◆ **Brief**: Each line in the entries below that holds the string "title" is to be listed.

◆ **Data supplied**:

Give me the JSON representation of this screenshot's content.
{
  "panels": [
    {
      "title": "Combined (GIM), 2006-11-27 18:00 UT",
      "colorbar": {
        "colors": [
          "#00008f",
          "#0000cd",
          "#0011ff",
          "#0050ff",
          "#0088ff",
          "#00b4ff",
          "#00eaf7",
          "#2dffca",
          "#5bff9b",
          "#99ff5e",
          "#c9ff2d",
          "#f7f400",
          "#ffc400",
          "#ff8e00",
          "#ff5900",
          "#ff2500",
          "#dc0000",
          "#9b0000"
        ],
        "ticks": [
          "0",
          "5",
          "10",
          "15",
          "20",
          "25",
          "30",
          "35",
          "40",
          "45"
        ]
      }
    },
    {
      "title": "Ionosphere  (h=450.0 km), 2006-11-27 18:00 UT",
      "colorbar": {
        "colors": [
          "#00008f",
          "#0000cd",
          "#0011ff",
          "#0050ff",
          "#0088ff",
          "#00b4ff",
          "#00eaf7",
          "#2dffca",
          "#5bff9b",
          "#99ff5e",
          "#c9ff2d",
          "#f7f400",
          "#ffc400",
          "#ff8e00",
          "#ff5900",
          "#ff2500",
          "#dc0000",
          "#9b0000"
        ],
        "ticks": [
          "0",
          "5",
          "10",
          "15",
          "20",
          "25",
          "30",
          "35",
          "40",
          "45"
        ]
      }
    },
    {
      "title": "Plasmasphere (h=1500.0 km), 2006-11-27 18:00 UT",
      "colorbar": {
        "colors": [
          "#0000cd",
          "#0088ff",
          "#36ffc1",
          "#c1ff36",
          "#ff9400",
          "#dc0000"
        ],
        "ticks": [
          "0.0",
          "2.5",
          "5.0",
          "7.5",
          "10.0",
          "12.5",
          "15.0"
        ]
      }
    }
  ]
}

◆ **Exercise response**:
      "title": "Combined (GIM), 2006-11-27 18:00 UT",
      "title": "Ionosphere  (h=450.0 km), 2006-11-27 18:00 UT",
      "title": "Plasmasphere (h=1500.0 km), 2006-11-27 18:00 UT",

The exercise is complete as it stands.